WRITTEN EXERCISE
Recast the stretch of the listing below, from the line containing "power-cell xyxy=(99,292,102,295)" through the line containing "velocity-cell xyxy=(110,493,114,496)", as a Markdown table with the columns "No." and "Entry". Number each row and leave out blank lines.
----- PROVIDED ENTRIES -----
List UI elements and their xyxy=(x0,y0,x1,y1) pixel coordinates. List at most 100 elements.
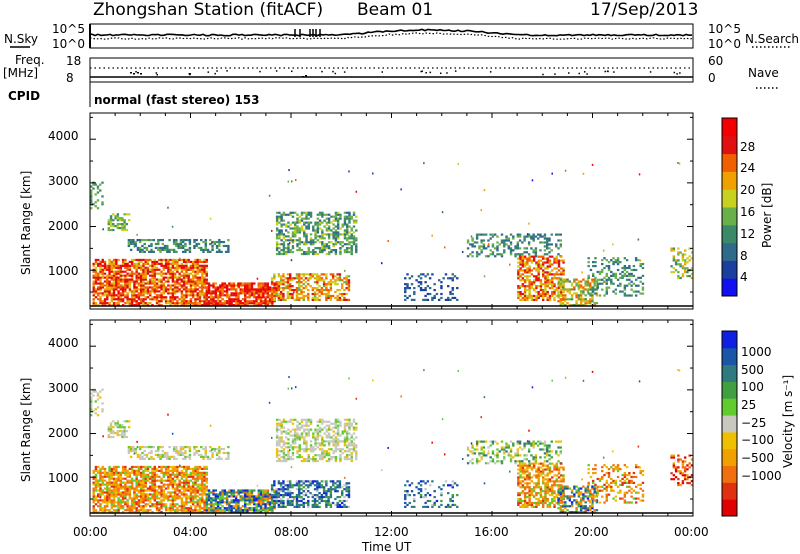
power-cell xyxy=(99,292,102,295)
power-cell xyxy=(286,296,290,300)
velocity-cell xyxy=(187,475,190,478)
power-cell xyxy=(180,302,184,305)
power-cell xyxy=(167,284,170,287)
velocity-cell xyxy=(115,489,118,492)
power-cell xyxy=(253,296,256,299)
power-cell xyxy=(101,258,104,262)
power-cell xyxy=(171,276,175,279)
power-cell xyxy=(294,235,297,238)
power-cell xyxy=(480,249,483,252)
power-cell xyxy=(225,292,229,295)
power-cell xyxy=(630,284,633,287)
power-cell xyxy=(228,294,231,297)
velocity-cell xyxy=(146,511,150,514)
power-cell xyxy=(221,298,224,301)
velocity-cell xyxy=(112,465,116,469)
power-cell xyxy=(185,268,188,271)
power-cell xyxy=(176,300,179,303)
power-cell xyxy=(566,290,569,293)
power-cell xyxy=(321,211,324,214)
velocity-cell xyxy=(121,505,125,508)
power-cell xyxy=(484,233,488,236)
velocity-cell xyxy=(112,469,116,472)
power-cell xyxy=(321,243,324,246)
velocity-cell xyxy=(110,493,114,496)
power-cell xyxy=(309,250,313,254)
velocity-cell xyxy=(171,465,175,469)
velocity-cell xyxy=(298,456,301,459)
power-cell xyxy=(548,283,552,286)
velocity-cell xyxy=(198,485,202,488)
power-cell xyxy=(314,223,317,226)
power-cell xyxy=(530,255,534,258)
velocity-cell xyxy=(203,501,206,504)
power-cell xyxy=(334,249,338,252)
power-cell xyxy=(535,285,538,288)
power-cell xyxy=(677,274,680,278)
velocity-cell xyxy=(97,469,100,472)
velocity-cell xyxy=(198,473,202,476)
velocity-cell xyxy=(101,471,104,474)
power-cell xyxy=(124,262,127,265)
power-cell xyxy=(471,243,474,246)
freq-dot xyxy=(137,72,139,74)
power-cell xyxy=(591,290,595,293)
power-cell xyxy=(250,302,254,305)
velocity-cell xyxy=(212,499,215,502)
power-cell xyxy=(278,229,281,232)
power-cell xyxy=(92,288,95,291)
power-cell xyxy=(167,288,170,291)
velocity-cell xyxy=(119,493,123,496)
power-cell xyxy=(612,243,614,246)
power-cell xyxy=(228,288,231,291)
power-cell xyxy=(341,223,344,226)
power-cell xyxy=(277,296,281,300)
velocity-cell xyxy=(262,495,265,498)
power-cell xyxy=(453,296,457,300)
velocity-cell xyxy=(192,481,195,484)
power-cell xyxy=(564,300,567,303)
power-cell xyxy=(573,292,576,295)
power-cell xyxy=(244,282,247,285)
power-cell xyxy=(164,286,168,289)
power-cell xyxy=(268,296,272,299)
velocity-cell xyxy=(176,507,179,510)
power-cell xyxy=(169,292,172,295)
velocity-cell xyxy=(244,507,247,510)
power-cell xyxy=(127,244,131,248)
power-cell xyxy=(158,290,161,293)
power-cell xyxy=(268,286,272,289)
velocity-cell xyxy=(178,489,181,492)
power-cell xyxy=(496,241,499,244)
power-cell xyxy=(575,302,578,305)
power-cell xyxy=(619,290,622,293)
power-cell xyxy=(551,283,554,286)
power-cell xyxy=(127,213,131,216)
velocity-cell xyxy=(121,497,125,500)
velocity-cell xyxy=(163,453,167,457)
velocity-cell xyxy=(107,426,110,429)
power-cell xyxy=(234,294,238,297)
power-cell xyxy=(255,302,258,305)
velocity-cell xyxy=(327,457,331,461)
freq-dot xyxy=(155,72,158,74)
power-cell xyxy=(146,304,150,307)
power-cell xyxy=(194,298,197,301)
power-cell xyxy=(327,237,331,240)
power-cell xyxy=(447,298,450,301)
velocity-cell xyxy=(273,489,276,492)
velocity-cell xyxy=(108,477,111,480)
power-cell xyxy=(193,240,196,244)
power-cell xyxy=(198,290,202,293)
power-cell xyxy=(106,264,109,267)
power-cell xyxy=(133,290,136,293)
velocity-cell xyxy=(284,454,288,457)
power-cell xyxy=(551,279,554,282)
velocity-cell xyxy=(99,469,102,472)
velocity-cell xyxy=(126,509,129,512)
power-cell xyxy=(296,243,299,246)
power-cell xyxy=(180,274,184,277)
power-cell xyxy=(121,226,124,230)
velocity-cell xyxy=(205,495,208,498)
freq-dot xyxy=(425,71,427,74)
-----
FINAL ANSWER
| No. | Entry |
|---|---|
| 1 | power-cell xyxy=(99,292,102,295) |
| 2 | power-cell xyxy=(286,296,290,300) |
| 3 | velocity-cell xyxy=(187,475,190,478) |
| 4 | power-cell xyxy=(180,302,184,305) |
| 5 | power-cell xyxy=(167,284,170,287) |
| 6 | velocity-cell xyxy=(115,489,118,492) |
| 7 | power-cell xyxy=(253,296,256,299) |
| 8 | power-cell xyxy=(101,258,104,262) |
| 9 | power-cell xyxy=(171,276,175,279) |
| 10 | power-cell xyxy=(294,235,297,238) |
| 11 | power-cell xyxy=(480,249,483,252) |
| 12 | power-cell xyxy=(225,292,229,295) |
| 13 | power-cell xyxy=(630,284,633,287) |
| 14 | power-cell xyxy=(228,294,231,297) |
| 15 | velocity-cell xyxy=(146,511,150,514) |
| 16 | power-cell xyxy=(221,298,224,301) |
| 17 | velocity-cell xyxy=(112,465,116,469) |
| 18 | power-cell xyxy=(185,268,188,271) |
| 19 | power-cell xyxy=(176,300,179,303) |
| 20 | power-cell xyxy=(566,290,569,293) |
| 21 | power-cell xyxy=(321,211,324,214) |
| 22 | velocity-cell xyxy=(121,505,125,508) |
| 23 | power-cell xyxy=(484,233,488,236) |
| 24 | velocity-cell xyxy=(112,469,116,472) |
| 25 | power-cell xyxy=(321,243,324,246) |
| 26 | velocity-cell xyxy=(110,493,114,496) |